Have a laugh, on me.

DustyCap

Reputable
Jan 9, 2015
8
0
4,510
Mobo: Gigabyte z97-UD3H-BK

So I just finished my first build 3 days ago and everything was going swell. Approximately 56 hours after I got the machine to POST I glanced into my lit up Phanteks Enthroo Luxe and noticed that there was a new light source in my case. My motherboard had a red hot vertical line running almost the entire length of the left side of the board. I immediately shut down the machine and the line faded. Thinking that I'd somehow fried a circuit on my motherboard, I immediately got on my phone and began google searching for glowing hot motherboard lines etc. After 30 heart pounding minutes of research, I found this:

http://
(click here then ctrl+f for "trace")

As it turns out, my motherboard is supposed to light up like this. For the life of me I can't figure out why. If someone could explain it to me, that would be awesome. If not, then I hope you all get a laugh from my terror.
 
Solution
Hah - yep, I can see how you'd think that. I'm sure you'd smell burning soldermask (and PCB, for that matter) if you ever manage to heat something up to that extent. If I'm understanding things correctly, the 'path lighting' is actually just an LED on the underside of the motherboard which is visible through a break in the copper planes used to isolate your audio circuitry from the rest of the board's digital noise.

For a more immediate 'oh ****' factor, I once dropped a Pentium III system down two flights of stairs. Not on purpose, mind you. It didn't have a side panel after that one, but the whole thing still picked right back up and kept trucking, hard drive and everything. It's always fun to see just how much physical abuse a...

- _TASK REQUIREMENTS_
Rewrite the forum post starting with "As it turns" and going on through "from my terror.", swapping "motherboard" for "mainboard". Work from the forum post alone.

- _Structured page-parsing data_
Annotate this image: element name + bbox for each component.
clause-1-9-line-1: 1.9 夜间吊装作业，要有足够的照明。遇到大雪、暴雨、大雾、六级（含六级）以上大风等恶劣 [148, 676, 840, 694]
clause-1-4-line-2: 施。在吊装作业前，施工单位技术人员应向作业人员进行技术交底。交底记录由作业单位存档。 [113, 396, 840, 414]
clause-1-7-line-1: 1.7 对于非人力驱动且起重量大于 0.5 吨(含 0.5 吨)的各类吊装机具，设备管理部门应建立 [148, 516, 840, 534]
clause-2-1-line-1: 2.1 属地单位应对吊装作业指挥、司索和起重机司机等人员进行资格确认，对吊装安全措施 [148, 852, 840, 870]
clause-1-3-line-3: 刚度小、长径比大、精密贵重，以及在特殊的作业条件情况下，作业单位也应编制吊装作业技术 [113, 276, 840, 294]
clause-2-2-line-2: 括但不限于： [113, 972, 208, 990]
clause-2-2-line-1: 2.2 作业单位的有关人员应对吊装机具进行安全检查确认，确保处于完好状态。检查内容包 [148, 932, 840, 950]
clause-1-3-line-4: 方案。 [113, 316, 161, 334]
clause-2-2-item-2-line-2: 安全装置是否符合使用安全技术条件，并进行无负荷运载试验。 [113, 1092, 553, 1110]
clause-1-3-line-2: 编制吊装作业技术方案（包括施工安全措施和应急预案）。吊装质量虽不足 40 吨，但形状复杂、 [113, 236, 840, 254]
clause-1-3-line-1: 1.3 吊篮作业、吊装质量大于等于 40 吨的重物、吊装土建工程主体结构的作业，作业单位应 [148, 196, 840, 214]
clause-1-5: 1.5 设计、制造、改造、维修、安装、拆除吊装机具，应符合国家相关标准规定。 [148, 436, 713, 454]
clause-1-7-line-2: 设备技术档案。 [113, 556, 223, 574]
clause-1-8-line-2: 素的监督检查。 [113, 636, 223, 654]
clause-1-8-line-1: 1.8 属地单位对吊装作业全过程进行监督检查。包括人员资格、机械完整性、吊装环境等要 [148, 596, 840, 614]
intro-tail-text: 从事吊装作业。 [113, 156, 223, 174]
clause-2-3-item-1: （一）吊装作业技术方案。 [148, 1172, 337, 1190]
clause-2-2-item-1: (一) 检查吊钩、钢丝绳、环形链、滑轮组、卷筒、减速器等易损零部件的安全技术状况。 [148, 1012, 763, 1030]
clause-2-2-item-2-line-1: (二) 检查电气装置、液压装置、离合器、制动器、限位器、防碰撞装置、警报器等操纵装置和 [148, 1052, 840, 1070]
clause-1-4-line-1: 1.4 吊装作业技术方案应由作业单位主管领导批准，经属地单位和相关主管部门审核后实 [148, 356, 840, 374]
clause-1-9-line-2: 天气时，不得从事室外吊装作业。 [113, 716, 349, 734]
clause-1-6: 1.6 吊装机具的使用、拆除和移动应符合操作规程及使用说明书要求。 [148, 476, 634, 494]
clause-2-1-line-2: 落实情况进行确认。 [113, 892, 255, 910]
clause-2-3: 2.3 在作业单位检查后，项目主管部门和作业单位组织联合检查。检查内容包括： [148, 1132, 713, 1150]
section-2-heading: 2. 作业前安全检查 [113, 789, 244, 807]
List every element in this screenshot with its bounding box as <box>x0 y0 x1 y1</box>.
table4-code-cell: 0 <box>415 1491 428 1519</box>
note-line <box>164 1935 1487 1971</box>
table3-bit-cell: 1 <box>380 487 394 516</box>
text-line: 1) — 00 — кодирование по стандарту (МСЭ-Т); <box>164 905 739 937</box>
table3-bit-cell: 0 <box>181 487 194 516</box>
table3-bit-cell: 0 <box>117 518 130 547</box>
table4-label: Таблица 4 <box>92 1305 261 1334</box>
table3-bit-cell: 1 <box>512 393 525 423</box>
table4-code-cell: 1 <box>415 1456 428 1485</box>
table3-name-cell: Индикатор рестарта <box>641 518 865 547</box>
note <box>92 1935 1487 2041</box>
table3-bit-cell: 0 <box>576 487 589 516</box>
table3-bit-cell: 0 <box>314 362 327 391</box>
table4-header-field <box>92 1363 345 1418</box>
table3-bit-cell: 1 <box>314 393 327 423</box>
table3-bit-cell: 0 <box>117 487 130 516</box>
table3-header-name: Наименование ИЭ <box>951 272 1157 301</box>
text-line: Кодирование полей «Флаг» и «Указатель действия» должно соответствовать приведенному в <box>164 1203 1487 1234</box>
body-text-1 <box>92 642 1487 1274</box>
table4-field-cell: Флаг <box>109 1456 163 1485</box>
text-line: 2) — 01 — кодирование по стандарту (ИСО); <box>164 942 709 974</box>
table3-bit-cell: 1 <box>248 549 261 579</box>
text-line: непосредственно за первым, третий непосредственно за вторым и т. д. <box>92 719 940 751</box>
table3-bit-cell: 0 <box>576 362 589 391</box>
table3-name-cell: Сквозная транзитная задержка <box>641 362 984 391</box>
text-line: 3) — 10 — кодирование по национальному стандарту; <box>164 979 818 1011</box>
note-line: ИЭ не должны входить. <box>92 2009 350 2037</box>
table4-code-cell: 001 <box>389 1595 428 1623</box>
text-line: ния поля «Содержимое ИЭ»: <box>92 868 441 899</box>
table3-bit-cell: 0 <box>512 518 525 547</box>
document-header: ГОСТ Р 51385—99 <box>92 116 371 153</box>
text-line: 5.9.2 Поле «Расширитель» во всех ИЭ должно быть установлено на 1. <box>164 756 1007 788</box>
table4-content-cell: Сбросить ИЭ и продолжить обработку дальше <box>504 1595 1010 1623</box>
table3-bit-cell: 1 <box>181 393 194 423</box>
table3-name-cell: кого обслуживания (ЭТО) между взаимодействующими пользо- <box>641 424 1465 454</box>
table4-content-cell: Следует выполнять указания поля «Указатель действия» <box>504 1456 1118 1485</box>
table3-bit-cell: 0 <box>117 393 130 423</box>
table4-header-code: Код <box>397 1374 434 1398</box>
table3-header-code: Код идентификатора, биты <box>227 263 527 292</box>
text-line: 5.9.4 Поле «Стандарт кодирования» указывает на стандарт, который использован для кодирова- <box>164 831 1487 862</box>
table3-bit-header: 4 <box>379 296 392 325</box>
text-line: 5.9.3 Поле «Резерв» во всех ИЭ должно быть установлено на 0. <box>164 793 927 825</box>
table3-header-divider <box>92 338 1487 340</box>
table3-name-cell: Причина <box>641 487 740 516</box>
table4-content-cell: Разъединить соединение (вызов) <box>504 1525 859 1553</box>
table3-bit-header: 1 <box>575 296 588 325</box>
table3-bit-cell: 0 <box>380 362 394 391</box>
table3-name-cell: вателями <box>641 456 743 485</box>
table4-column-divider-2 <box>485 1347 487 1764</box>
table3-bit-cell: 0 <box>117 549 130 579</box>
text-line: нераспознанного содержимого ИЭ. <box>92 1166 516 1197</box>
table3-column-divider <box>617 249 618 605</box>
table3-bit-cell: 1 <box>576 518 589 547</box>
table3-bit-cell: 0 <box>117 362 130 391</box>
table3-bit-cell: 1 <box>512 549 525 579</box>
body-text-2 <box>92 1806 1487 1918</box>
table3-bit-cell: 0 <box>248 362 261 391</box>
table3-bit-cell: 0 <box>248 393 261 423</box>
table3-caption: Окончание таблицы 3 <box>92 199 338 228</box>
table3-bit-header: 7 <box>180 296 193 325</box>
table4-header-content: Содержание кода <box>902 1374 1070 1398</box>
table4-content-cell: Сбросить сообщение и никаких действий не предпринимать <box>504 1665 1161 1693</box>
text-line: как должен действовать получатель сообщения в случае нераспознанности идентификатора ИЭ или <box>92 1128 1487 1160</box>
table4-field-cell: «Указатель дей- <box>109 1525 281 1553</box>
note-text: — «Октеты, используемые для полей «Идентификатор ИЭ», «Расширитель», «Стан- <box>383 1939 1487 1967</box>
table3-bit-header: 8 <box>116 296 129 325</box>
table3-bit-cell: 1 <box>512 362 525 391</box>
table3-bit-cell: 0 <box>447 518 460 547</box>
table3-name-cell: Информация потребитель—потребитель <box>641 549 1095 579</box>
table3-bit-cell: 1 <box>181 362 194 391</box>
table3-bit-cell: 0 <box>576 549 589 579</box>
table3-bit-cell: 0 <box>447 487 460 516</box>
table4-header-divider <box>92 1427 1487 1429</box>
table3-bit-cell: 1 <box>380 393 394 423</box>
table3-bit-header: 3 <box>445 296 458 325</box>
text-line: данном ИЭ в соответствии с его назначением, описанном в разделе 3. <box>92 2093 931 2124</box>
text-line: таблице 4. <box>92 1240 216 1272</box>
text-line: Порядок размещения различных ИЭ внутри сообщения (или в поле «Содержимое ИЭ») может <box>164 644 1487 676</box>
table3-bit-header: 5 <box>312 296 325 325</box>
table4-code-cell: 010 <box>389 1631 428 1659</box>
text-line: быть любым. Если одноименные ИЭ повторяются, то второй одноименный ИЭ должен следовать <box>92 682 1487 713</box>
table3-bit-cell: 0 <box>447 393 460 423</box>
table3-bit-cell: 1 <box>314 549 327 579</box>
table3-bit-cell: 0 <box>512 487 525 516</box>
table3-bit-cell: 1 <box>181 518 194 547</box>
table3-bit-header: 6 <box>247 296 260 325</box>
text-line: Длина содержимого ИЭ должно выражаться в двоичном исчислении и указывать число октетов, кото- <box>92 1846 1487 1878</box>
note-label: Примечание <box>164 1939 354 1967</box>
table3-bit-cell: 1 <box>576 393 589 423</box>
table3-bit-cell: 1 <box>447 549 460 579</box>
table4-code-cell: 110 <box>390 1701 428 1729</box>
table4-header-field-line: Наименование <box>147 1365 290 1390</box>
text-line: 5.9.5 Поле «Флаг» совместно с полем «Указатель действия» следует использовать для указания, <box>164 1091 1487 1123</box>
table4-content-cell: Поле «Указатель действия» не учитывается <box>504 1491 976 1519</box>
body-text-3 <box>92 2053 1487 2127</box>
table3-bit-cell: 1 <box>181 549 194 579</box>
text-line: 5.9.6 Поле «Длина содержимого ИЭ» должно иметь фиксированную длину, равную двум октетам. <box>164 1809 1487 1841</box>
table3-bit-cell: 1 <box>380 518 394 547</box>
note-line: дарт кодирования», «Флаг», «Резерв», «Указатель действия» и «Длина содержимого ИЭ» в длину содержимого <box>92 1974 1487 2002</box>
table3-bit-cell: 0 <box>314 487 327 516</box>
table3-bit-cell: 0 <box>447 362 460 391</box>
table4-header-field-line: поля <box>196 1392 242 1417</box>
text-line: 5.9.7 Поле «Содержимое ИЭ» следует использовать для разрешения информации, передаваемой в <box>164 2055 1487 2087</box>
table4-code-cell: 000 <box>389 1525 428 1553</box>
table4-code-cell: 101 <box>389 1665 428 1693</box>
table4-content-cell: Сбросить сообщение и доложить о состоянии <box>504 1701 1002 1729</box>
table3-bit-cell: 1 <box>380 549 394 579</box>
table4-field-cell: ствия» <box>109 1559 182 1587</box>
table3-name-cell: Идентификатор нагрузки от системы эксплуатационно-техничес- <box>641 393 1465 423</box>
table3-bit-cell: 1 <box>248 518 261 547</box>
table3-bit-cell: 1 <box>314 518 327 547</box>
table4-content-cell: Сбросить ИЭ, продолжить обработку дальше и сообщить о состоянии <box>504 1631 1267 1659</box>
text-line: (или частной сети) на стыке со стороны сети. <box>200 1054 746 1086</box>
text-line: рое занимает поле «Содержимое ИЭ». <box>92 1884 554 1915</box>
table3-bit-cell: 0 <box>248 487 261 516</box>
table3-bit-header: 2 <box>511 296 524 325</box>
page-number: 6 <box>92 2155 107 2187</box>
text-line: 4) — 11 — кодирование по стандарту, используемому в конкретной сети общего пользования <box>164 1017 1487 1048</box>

- _OUTPUT FOR THIS TASK_
As it turns out, my mainboard is supposed to light up like this. For the life of me I can't figure out why. If someone could explain it to me, that would be awesome. If not, then I hope you all get a laugh from my terror.